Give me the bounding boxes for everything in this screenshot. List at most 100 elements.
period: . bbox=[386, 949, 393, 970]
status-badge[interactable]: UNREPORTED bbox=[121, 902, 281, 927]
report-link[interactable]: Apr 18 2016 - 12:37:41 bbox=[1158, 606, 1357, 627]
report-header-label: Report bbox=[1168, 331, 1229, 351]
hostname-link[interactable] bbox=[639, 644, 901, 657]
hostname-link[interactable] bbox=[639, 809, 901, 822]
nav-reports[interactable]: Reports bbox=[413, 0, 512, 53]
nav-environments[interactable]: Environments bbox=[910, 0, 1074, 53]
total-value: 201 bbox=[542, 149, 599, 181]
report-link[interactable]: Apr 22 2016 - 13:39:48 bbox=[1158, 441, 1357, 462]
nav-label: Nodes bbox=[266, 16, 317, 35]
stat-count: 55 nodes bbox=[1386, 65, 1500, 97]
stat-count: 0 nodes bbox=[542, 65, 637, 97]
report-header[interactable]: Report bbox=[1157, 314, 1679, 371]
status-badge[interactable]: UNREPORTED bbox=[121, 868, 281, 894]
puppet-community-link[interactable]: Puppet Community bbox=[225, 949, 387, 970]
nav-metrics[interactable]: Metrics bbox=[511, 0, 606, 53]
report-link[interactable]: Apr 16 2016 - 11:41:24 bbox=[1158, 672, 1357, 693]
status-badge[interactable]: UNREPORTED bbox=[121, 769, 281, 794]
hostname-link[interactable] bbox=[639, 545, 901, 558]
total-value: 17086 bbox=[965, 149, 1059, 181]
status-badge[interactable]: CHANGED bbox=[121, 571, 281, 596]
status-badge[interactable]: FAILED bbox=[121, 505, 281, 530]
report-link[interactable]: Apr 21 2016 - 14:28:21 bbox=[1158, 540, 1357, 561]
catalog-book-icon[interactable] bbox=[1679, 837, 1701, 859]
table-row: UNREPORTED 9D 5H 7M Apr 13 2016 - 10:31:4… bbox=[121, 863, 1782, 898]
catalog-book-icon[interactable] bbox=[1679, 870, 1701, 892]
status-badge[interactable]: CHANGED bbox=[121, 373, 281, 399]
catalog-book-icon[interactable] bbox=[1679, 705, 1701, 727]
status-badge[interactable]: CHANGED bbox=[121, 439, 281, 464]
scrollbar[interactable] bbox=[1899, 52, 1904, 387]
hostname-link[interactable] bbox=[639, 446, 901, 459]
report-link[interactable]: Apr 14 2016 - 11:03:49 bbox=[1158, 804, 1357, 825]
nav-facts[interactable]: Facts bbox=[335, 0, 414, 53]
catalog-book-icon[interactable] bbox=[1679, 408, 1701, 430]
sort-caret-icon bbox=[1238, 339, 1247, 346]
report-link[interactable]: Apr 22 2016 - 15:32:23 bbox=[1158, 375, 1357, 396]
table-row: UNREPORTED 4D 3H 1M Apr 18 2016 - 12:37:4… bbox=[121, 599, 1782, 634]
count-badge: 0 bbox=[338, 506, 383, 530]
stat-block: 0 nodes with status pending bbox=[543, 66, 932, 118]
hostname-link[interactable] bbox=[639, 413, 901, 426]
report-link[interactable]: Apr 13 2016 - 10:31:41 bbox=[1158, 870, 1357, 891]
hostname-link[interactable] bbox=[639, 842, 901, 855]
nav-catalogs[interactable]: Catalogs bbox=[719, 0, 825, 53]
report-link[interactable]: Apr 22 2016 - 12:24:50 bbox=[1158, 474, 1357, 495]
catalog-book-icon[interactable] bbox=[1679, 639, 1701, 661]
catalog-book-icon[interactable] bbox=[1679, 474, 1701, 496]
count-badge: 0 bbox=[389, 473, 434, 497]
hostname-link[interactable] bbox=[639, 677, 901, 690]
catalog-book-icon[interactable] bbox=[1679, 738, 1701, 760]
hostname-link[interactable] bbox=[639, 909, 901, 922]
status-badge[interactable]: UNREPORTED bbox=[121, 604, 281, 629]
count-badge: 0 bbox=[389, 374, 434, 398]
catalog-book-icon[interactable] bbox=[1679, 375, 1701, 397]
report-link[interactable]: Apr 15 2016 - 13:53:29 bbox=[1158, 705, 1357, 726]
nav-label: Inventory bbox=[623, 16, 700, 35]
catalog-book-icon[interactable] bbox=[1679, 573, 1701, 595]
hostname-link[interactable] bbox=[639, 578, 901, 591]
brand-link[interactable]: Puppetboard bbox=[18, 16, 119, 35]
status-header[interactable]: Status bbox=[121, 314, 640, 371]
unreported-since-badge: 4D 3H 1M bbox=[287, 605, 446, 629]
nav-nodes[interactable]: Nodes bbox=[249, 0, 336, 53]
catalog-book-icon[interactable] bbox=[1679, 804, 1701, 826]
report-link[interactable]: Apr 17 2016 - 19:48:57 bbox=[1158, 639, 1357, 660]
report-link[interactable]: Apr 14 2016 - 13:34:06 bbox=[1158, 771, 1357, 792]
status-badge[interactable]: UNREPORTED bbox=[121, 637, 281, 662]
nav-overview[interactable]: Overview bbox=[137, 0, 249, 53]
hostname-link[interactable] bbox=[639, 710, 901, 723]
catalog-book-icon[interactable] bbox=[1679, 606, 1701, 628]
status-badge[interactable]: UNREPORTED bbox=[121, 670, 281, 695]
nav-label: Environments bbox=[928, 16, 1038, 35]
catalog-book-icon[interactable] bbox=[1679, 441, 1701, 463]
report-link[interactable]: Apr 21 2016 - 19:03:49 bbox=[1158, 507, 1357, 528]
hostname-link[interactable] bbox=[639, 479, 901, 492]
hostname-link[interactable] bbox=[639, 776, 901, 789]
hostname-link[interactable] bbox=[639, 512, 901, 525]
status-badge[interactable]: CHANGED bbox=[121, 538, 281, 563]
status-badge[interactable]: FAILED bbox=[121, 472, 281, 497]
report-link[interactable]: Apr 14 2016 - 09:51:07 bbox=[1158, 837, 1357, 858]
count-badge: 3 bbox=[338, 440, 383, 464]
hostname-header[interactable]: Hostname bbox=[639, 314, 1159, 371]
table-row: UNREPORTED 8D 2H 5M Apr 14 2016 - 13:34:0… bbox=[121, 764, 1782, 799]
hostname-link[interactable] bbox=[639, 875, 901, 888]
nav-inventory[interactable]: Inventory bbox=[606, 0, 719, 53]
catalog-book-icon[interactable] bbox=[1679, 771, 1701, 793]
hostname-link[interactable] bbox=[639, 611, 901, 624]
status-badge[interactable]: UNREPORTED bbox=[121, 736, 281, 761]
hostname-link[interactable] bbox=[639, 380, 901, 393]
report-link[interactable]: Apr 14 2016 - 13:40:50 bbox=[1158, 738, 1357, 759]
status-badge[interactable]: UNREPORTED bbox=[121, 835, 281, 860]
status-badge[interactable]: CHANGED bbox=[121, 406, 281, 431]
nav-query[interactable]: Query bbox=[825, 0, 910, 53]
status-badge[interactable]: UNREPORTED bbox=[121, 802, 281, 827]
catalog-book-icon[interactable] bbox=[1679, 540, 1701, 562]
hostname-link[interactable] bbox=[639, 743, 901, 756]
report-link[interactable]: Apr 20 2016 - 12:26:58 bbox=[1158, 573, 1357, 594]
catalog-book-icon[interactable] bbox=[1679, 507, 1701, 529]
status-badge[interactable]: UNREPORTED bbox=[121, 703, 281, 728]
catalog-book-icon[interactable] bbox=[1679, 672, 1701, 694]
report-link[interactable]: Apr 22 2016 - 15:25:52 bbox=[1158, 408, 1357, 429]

--- --- ---

> _목표_
위 데이터의 첫 줄부터 "report-header[interactable]: Report bbox=[1157, 314, 1679, 371]"를 포함한 줄까지 양 끝 줄을 모두 포함하여, 각 줄을 한 글자도 바꾸지 말고 그대로 옮겨 적으십시오.

> _정답_
Give me the bounding boxes for everything in this screenshot. List at most 100 elements.
period: . bbox=[386, 949, 393, 970]
status-badge[interactable]: UNREPORTED bbox=[121, 902, 281, 927]
report-link[interactable]: Apr 18 2016 - 12:37:41 bbox=[1158, 606, 1357, 627]
report-header-label: Report bbox=[1168, 331, 1229, 351]
hostname-link[interactable] bbox=[639, 644, 901, 657]
hostname-link[interactable] bbox=[639, 809, 901, 822]
nav-reports[interactable]: Reports bbox=[413, 0, 512, 53]
nav-environments[interactable]: Environments bbox=[910, 0, 1074, 53]
total-value: 201 bbox=[542, 149, 599, 181]
report-link[interactable]: Apr 22 2016 - 13:39:48 bbox=[1158, 441, 1357, 462]
nav-label: Nodes bbox=[266, 16, 317, 35]
stat-count: 55 nodes bbox=[1386, 65, 1500, 97]
stat-count: 0 nodes bbox=[542, 65, 637, 97]
report-header[interactable]: Report bbox=[1157, 314, 1679, 371]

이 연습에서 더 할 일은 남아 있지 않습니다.